→ **Instructions for the task**: Which lines include the word "предложения"? Copy each of them.

Dataset rows
*****
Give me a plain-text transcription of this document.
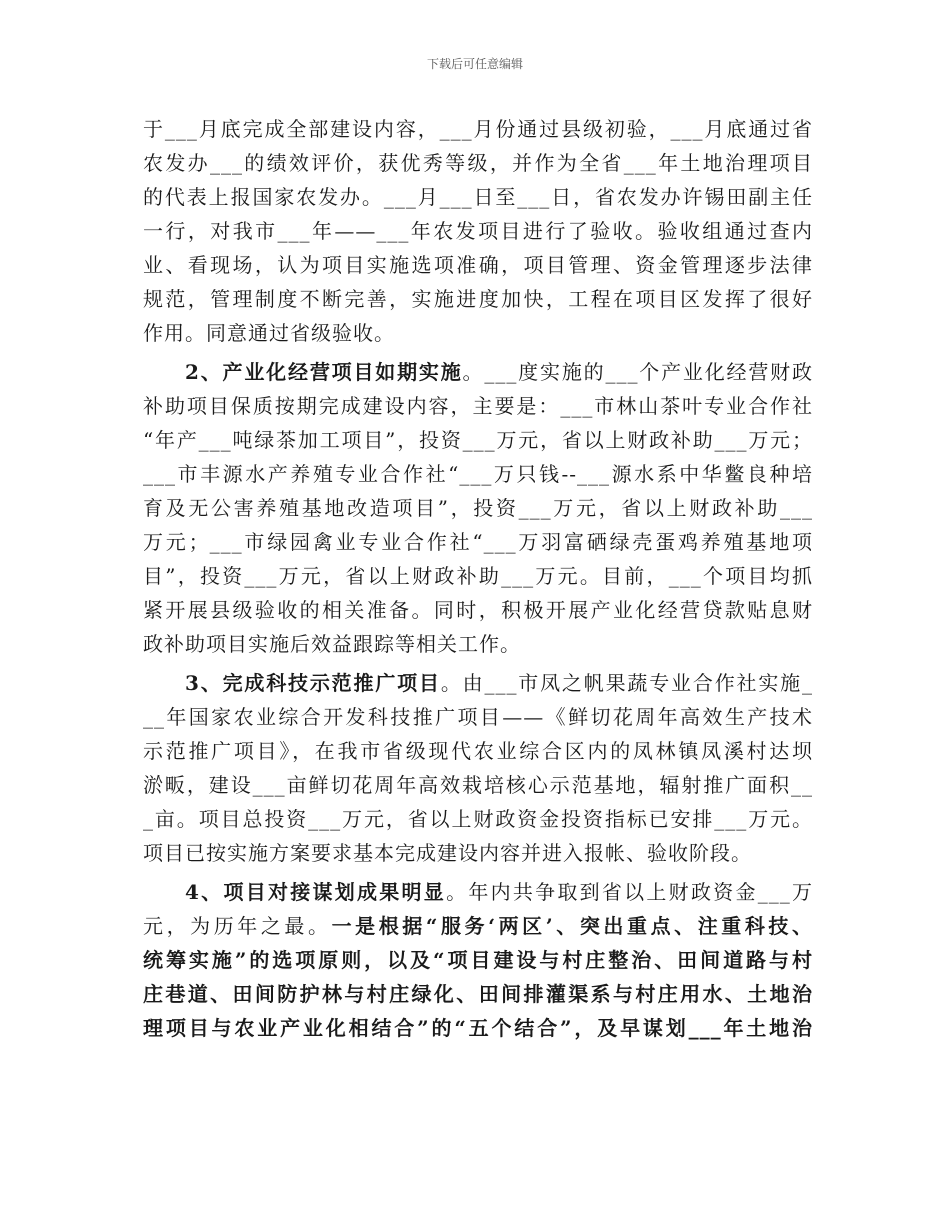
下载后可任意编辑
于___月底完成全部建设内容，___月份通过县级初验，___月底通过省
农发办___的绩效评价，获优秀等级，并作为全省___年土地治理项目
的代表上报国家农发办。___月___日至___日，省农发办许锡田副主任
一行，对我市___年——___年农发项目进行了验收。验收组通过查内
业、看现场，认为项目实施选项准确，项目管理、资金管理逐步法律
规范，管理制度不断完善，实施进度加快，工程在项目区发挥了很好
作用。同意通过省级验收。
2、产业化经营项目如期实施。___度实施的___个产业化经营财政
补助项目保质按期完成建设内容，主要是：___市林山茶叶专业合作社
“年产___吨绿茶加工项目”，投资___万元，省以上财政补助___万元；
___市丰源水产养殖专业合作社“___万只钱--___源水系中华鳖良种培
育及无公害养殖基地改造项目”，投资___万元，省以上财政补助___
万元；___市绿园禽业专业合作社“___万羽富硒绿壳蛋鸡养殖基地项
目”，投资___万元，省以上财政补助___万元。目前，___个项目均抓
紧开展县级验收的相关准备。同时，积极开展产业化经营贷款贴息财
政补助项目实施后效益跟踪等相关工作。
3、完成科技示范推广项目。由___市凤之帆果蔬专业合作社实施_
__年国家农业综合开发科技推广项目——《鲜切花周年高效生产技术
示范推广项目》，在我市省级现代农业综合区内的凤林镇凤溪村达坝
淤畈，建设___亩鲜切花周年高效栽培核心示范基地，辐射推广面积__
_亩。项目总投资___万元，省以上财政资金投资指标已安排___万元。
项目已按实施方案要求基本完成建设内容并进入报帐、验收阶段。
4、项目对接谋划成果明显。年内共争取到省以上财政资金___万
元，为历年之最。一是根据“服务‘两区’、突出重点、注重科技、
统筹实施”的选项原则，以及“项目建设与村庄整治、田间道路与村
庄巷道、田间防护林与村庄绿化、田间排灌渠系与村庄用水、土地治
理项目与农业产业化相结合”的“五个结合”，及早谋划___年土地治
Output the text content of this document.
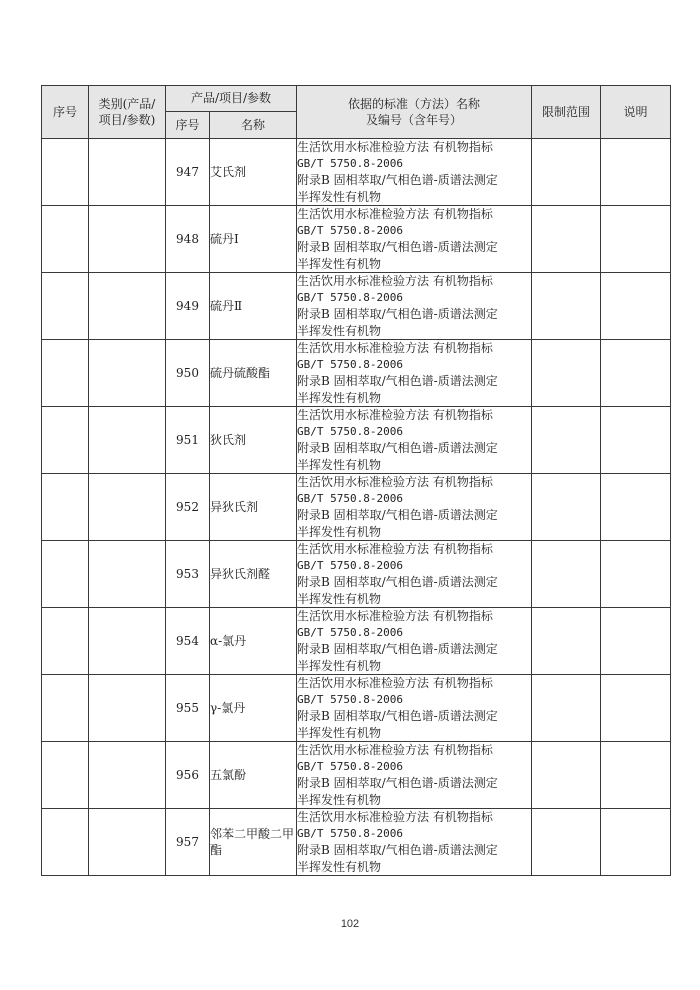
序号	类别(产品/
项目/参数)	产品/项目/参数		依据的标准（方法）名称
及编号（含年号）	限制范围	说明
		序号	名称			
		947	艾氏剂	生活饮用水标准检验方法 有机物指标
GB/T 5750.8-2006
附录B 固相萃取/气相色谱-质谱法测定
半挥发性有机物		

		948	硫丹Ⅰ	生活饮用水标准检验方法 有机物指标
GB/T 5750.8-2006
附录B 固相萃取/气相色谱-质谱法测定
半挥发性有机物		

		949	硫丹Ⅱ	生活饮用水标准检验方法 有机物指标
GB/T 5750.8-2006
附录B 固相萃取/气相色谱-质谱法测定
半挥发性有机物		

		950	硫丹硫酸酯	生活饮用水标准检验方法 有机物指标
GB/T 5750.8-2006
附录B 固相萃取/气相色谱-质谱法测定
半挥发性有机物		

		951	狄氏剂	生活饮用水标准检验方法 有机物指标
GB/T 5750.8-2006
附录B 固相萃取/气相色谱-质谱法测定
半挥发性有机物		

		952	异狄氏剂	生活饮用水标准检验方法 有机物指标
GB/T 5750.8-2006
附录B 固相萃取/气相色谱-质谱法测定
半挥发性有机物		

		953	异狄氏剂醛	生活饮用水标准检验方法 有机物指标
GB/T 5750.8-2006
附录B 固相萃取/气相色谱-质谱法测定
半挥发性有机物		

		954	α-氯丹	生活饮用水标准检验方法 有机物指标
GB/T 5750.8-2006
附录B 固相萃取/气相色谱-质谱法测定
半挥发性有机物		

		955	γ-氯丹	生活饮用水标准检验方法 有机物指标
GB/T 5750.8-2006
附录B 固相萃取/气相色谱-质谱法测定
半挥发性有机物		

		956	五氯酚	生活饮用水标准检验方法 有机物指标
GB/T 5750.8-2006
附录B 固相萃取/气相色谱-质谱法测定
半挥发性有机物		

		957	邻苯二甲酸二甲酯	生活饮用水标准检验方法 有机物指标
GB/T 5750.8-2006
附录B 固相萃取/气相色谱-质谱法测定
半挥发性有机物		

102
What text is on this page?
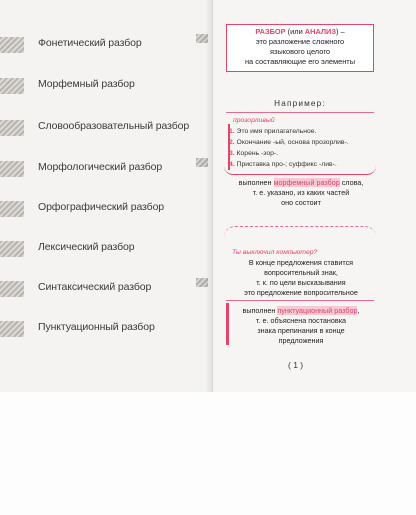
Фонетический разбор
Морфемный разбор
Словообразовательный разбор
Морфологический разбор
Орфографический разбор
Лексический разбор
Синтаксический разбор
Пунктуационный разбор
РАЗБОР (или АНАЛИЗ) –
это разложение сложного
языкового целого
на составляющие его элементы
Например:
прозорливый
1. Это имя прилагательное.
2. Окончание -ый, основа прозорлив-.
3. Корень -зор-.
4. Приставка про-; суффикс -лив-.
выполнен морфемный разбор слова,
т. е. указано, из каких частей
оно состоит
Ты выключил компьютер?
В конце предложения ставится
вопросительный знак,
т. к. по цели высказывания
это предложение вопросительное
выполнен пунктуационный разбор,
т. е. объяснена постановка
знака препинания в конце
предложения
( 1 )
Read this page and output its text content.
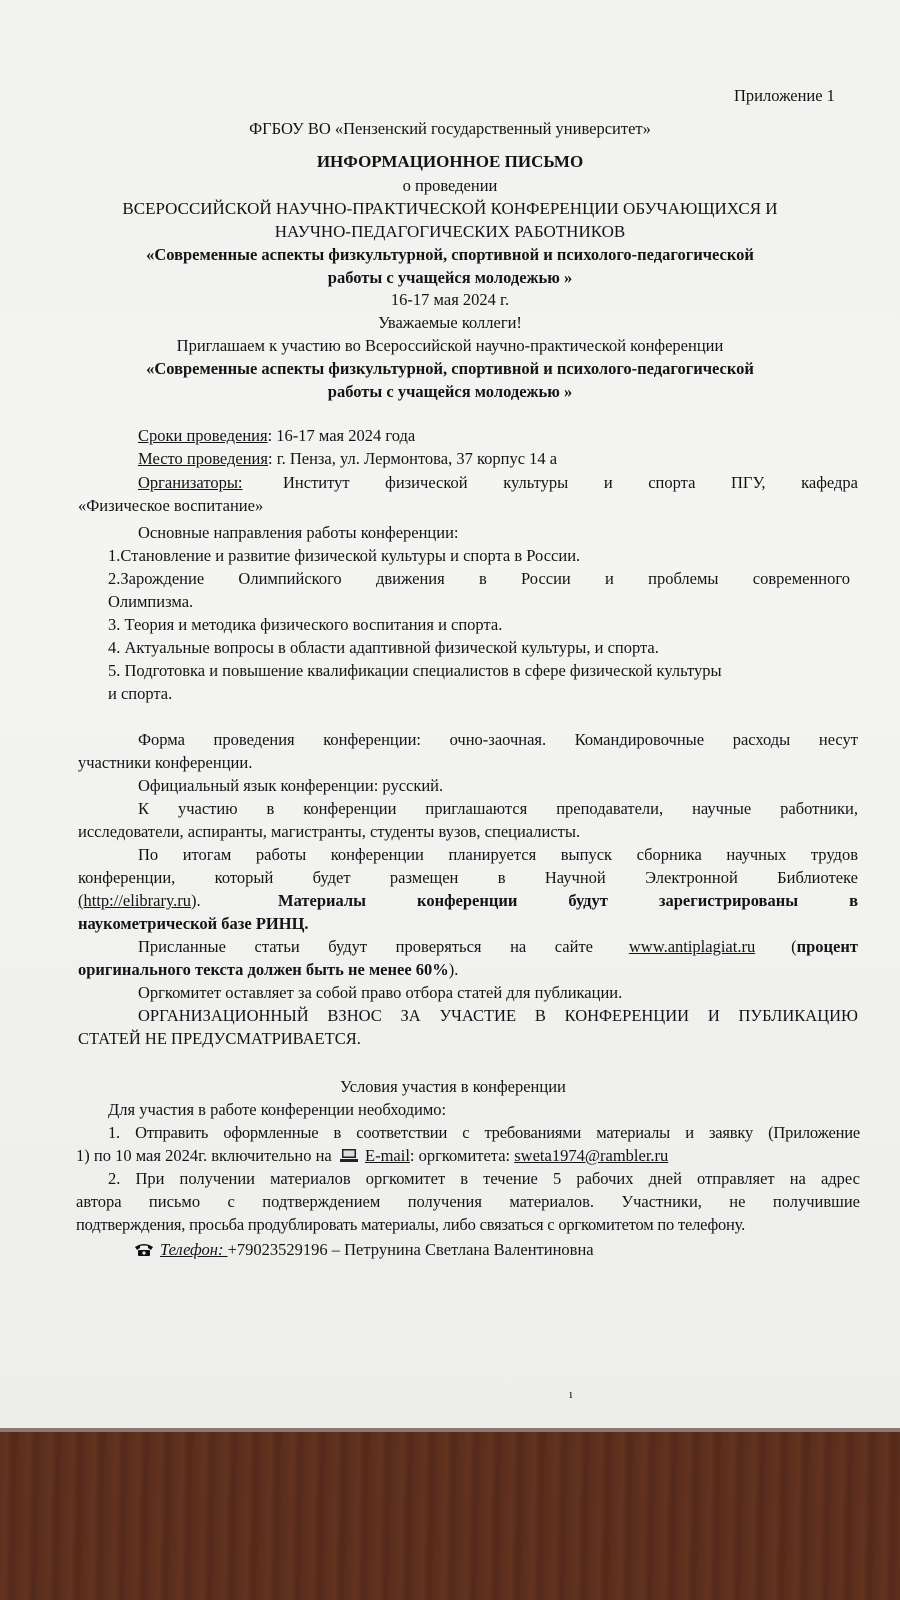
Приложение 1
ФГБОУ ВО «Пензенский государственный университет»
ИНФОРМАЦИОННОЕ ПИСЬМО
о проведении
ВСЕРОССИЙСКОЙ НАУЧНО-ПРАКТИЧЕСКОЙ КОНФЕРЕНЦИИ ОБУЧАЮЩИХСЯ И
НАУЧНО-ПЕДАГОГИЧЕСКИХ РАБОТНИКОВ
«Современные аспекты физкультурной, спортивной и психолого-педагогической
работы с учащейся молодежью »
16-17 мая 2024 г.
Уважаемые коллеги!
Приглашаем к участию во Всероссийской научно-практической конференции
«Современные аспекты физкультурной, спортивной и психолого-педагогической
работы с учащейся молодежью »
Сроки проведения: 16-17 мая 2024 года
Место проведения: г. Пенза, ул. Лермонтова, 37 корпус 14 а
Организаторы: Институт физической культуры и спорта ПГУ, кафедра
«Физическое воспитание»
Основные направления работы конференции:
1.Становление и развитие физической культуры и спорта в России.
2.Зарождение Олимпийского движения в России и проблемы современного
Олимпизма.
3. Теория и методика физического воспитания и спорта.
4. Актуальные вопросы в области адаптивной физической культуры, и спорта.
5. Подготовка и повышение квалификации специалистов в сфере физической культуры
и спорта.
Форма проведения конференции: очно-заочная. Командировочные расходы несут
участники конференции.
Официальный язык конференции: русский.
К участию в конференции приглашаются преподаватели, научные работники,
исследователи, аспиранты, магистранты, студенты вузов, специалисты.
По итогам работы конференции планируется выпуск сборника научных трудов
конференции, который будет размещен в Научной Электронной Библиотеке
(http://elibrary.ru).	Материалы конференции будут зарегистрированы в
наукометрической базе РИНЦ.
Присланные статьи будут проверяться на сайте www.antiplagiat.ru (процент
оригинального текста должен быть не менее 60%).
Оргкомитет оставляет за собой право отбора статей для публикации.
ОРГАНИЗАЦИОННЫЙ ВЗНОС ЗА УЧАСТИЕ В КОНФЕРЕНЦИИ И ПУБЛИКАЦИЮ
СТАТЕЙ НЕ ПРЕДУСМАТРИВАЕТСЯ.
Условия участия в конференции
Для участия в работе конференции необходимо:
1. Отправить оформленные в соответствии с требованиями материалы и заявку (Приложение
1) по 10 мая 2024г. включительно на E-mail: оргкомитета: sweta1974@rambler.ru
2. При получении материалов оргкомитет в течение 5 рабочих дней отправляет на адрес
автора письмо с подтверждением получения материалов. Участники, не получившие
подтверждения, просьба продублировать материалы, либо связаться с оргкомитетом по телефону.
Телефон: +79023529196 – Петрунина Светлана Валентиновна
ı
*****
→ **Solved problem**:
В конце предложения ставится
предложения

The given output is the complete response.